Dataset records:
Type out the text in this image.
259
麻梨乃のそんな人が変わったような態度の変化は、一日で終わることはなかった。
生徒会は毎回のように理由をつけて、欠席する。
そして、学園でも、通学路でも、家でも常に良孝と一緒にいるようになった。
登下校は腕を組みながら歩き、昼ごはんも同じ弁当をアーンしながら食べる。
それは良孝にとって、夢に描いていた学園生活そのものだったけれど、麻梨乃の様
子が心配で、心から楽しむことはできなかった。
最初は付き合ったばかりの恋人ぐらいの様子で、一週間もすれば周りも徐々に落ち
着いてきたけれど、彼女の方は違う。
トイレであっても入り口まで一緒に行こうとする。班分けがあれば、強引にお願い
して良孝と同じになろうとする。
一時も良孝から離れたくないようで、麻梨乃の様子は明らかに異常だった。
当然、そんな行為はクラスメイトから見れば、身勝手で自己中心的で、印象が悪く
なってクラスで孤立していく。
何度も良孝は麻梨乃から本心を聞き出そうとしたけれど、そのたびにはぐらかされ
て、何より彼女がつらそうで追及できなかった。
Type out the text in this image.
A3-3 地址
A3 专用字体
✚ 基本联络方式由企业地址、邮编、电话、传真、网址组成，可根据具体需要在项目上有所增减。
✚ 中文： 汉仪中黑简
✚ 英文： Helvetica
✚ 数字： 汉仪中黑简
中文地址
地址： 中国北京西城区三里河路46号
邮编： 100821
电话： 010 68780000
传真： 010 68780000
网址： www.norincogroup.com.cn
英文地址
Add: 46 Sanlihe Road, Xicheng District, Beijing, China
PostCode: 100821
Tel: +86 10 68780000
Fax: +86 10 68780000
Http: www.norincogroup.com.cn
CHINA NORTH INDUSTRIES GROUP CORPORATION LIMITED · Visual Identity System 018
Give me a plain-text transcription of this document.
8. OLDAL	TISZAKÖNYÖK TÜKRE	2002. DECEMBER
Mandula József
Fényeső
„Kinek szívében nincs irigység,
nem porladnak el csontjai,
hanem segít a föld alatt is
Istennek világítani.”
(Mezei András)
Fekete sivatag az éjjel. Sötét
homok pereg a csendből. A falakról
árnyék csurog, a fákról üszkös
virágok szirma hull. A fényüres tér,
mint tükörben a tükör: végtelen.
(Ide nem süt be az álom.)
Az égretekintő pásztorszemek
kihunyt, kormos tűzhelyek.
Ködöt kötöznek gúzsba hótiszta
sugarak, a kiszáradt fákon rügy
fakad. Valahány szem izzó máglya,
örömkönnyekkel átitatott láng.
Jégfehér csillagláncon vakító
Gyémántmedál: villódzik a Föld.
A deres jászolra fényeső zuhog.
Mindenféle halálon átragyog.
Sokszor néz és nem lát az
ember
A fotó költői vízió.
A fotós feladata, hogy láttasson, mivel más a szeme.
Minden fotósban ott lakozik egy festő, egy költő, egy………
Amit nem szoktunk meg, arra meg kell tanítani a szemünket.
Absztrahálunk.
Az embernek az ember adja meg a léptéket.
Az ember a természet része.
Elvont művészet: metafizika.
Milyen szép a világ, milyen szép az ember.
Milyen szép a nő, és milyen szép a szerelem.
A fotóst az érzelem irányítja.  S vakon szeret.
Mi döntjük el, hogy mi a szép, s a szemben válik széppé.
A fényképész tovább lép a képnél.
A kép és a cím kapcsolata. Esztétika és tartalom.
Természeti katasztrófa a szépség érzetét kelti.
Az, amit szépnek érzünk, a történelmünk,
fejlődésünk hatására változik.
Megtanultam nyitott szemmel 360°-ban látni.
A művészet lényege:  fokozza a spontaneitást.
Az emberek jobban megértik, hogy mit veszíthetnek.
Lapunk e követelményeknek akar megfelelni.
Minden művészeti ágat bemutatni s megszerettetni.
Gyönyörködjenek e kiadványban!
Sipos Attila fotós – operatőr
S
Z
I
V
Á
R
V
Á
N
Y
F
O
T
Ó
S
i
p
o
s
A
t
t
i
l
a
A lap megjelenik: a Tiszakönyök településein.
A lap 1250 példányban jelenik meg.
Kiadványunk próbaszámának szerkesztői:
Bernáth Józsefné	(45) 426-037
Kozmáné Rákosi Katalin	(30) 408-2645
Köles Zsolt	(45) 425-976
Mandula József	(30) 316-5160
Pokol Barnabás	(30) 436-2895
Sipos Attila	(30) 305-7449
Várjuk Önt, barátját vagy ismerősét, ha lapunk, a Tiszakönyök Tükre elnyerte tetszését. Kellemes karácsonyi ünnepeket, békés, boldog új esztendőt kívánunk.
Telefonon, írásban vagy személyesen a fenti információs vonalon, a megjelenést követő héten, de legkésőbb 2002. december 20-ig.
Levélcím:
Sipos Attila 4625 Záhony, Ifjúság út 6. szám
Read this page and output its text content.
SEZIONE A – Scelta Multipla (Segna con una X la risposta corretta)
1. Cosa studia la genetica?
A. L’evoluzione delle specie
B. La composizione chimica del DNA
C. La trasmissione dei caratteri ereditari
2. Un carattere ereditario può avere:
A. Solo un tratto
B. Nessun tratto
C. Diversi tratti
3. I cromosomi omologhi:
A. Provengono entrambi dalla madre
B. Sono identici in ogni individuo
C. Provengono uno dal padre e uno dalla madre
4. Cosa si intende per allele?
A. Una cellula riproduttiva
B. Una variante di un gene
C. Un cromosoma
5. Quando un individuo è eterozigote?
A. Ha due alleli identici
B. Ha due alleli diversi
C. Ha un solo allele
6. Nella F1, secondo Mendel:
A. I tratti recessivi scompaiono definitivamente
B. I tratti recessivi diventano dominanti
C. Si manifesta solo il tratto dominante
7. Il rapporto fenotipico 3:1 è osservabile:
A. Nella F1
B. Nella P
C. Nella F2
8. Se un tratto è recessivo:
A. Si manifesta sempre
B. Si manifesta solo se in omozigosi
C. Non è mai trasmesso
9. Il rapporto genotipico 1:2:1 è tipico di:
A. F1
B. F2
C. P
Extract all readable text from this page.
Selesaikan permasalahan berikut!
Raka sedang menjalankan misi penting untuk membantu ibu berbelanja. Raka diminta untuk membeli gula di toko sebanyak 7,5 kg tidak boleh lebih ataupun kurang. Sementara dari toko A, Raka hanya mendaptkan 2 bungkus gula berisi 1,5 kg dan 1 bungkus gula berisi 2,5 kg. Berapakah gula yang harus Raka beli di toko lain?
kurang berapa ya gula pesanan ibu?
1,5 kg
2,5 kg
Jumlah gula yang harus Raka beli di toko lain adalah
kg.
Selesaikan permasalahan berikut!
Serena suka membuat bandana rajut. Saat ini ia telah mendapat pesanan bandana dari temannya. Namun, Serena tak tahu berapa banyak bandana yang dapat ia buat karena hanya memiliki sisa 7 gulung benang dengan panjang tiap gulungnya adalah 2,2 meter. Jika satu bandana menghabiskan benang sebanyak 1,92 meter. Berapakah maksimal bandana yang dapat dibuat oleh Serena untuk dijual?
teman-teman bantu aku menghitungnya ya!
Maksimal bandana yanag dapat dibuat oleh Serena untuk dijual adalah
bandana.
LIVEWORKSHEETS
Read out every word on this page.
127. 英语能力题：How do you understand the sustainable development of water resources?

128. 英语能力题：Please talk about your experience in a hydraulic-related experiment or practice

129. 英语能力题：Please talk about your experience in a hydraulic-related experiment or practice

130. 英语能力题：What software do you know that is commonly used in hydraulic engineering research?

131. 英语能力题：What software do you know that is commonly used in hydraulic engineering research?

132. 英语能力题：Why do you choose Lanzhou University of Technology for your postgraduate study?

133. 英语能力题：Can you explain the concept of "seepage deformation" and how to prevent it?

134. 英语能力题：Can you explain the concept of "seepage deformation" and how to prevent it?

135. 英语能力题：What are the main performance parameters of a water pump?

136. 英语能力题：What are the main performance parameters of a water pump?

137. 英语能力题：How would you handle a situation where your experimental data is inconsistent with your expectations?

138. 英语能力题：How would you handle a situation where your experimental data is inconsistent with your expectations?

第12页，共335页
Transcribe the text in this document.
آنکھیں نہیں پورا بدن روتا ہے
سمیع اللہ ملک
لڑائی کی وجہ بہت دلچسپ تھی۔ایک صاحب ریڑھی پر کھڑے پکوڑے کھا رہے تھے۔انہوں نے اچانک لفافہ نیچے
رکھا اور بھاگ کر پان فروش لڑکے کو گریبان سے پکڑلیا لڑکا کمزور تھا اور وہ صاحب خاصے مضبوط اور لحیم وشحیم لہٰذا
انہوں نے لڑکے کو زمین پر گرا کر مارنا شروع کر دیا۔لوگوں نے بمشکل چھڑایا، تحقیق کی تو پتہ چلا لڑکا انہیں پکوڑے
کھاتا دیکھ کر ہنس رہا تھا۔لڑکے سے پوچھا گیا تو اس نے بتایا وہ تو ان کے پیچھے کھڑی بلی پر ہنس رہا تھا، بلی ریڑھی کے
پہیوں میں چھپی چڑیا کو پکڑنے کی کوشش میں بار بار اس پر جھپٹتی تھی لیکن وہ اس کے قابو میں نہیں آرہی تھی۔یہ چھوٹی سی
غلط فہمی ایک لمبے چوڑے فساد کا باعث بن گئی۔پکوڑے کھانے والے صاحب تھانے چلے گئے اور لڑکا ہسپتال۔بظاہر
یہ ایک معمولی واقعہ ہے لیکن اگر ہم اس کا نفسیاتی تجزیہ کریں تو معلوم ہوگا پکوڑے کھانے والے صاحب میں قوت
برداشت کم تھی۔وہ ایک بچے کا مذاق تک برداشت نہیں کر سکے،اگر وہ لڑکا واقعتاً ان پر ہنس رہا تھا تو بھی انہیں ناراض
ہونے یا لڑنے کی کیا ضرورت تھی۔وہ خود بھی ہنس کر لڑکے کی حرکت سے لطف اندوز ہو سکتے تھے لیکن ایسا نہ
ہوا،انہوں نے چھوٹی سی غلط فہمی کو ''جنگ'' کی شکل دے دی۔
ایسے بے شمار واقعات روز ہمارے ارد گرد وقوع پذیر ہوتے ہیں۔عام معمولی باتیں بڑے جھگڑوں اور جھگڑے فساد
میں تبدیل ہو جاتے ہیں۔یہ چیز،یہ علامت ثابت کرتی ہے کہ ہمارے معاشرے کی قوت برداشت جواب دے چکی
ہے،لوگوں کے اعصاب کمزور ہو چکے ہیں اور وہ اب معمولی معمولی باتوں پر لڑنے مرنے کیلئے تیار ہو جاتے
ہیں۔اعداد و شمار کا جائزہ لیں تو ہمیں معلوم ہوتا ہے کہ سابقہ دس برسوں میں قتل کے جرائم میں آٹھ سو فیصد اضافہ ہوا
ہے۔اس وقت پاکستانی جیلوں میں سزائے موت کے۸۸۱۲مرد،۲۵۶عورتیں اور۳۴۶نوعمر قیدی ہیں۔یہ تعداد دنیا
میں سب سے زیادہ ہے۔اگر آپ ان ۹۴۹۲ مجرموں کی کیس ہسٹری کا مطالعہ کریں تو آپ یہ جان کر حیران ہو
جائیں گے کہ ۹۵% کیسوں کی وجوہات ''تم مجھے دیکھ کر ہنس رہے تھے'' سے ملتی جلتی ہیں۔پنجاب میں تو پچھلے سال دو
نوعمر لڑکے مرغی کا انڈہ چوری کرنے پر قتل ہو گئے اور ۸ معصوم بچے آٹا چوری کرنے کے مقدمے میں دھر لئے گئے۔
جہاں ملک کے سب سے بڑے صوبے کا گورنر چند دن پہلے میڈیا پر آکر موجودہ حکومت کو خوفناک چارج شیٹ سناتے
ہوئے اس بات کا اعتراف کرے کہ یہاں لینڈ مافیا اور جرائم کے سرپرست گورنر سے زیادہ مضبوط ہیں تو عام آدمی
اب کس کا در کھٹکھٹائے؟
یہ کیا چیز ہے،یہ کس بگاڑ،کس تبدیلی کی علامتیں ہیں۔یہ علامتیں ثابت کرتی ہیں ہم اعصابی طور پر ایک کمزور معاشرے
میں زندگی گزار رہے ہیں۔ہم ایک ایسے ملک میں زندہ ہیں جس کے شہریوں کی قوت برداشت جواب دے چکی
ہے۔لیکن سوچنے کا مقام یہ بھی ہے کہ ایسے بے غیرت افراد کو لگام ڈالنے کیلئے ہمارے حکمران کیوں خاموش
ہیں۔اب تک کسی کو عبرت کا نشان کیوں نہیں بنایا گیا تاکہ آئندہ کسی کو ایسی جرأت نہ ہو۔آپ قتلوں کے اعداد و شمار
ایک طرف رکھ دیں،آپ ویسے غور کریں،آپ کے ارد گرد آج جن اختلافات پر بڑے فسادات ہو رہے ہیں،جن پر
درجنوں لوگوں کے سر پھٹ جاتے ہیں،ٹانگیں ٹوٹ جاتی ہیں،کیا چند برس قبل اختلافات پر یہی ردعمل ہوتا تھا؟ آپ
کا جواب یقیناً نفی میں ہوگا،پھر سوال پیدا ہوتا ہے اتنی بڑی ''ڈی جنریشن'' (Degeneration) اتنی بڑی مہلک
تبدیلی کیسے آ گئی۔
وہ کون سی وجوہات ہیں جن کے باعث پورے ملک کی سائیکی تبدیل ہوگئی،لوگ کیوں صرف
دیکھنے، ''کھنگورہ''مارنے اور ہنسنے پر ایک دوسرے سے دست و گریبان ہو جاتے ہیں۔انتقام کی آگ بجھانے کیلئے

THE EXERCISE: Extract each line holding the string "performance".

TASK OUTPUT:
135. 英语能力题：What are the main performance parameters of a water pump?
136. 英语能力题：What are the main performance parameters of a water pump?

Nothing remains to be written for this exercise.